WHAT YOU WILL DO -
Check each line below for "在城市建设过程中" and report how many have it, nothing else.

RECORDED DATA -
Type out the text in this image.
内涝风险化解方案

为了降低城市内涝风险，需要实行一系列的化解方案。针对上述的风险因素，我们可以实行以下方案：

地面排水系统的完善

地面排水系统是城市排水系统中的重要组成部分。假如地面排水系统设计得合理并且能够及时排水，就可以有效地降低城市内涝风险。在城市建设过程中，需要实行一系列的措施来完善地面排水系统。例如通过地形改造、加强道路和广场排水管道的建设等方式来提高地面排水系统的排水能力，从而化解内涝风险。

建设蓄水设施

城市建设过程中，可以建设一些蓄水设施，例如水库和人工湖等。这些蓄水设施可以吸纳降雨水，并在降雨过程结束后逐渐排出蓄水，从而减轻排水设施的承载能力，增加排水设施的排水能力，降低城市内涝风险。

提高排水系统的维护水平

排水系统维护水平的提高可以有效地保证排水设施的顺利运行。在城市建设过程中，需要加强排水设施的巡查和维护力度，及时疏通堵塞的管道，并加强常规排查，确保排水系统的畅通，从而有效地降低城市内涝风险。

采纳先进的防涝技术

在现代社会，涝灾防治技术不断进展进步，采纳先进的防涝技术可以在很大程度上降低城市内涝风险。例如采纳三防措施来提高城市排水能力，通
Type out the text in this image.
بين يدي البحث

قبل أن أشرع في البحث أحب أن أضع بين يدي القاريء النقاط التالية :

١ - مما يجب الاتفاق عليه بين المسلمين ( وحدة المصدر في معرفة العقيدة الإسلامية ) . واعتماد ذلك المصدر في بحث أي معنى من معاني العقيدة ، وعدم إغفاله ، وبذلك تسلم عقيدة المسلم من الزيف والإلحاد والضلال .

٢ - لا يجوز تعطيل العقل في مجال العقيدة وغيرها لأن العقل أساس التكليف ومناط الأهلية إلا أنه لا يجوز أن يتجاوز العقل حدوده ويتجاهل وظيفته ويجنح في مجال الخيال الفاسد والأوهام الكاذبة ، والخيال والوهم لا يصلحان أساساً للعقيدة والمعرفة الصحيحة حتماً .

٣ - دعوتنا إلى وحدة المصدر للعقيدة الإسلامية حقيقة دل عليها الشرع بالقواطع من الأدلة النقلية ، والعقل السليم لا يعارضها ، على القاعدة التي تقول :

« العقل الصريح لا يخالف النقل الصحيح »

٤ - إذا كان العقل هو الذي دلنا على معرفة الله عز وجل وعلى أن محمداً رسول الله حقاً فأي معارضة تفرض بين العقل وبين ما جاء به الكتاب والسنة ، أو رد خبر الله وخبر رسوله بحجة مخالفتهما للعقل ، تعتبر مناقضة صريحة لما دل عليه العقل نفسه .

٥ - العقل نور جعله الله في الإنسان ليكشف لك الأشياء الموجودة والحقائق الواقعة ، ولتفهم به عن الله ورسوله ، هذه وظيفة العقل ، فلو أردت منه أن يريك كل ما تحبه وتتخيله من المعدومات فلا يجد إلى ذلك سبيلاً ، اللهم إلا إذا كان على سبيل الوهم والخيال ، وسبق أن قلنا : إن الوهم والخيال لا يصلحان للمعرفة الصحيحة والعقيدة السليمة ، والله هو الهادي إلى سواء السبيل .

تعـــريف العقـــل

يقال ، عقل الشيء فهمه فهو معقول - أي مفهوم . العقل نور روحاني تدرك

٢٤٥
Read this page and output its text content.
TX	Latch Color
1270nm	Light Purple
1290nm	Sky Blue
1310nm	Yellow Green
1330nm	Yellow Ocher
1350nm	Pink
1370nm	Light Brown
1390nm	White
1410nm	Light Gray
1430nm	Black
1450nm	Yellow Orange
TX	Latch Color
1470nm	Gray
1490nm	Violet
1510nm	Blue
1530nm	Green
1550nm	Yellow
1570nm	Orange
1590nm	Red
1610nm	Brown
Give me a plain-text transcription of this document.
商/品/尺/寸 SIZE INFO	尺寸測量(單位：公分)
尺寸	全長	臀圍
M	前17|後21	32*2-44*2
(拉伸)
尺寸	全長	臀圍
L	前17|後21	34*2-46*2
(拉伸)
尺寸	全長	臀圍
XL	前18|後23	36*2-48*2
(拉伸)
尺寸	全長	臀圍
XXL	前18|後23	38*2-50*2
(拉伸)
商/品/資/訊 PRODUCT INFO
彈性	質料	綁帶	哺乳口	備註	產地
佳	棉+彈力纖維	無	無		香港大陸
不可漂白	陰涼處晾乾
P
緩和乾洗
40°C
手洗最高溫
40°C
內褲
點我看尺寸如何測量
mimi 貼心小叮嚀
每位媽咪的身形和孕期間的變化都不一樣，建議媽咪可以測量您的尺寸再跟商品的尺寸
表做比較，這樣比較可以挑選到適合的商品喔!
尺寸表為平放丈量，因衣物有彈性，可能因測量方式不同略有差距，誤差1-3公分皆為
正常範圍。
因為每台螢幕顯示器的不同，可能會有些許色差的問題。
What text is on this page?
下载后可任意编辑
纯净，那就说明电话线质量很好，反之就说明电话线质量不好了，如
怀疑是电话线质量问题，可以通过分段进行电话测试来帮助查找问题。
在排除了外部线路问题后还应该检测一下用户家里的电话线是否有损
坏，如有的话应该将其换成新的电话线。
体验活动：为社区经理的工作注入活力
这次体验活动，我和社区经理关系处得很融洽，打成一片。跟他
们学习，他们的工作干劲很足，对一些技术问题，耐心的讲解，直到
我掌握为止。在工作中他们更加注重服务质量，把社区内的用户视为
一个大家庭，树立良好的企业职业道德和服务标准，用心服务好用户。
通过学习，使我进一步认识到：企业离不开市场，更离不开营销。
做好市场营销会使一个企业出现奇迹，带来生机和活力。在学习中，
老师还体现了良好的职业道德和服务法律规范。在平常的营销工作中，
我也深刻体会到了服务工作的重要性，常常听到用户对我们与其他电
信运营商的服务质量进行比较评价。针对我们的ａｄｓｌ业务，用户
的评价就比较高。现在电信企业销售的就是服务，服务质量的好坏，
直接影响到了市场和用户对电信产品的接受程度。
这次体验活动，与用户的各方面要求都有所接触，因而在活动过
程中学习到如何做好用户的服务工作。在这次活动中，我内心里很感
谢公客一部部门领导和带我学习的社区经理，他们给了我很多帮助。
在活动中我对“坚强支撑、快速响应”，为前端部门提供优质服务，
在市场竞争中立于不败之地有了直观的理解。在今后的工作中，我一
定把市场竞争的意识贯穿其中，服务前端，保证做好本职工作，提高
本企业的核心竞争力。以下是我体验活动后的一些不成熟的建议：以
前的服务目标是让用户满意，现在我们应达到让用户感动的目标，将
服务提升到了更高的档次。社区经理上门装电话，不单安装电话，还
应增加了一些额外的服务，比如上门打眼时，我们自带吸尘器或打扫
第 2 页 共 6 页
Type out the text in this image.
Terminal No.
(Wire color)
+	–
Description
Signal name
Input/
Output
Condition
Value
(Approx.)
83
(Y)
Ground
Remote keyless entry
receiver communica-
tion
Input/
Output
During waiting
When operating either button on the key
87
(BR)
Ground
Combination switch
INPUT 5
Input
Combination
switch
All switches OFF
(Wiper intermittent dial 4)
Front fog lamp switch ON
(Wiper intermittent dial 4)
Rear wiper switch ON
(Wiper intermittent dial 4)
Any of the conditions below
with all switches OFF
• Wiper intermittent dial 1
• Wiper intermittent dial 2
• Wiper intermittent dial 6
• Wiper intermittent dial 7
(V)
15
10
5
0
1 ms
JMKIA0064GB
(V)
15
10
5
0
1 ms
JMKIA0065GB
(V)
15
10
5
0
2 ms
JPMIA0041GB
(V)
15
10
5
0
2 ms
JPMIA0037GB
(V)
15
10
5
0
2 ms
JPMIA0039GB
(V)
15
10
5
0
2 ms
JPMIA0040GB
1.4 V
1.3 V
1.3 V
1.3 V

SOLUTION TO THE PROBLEM -
2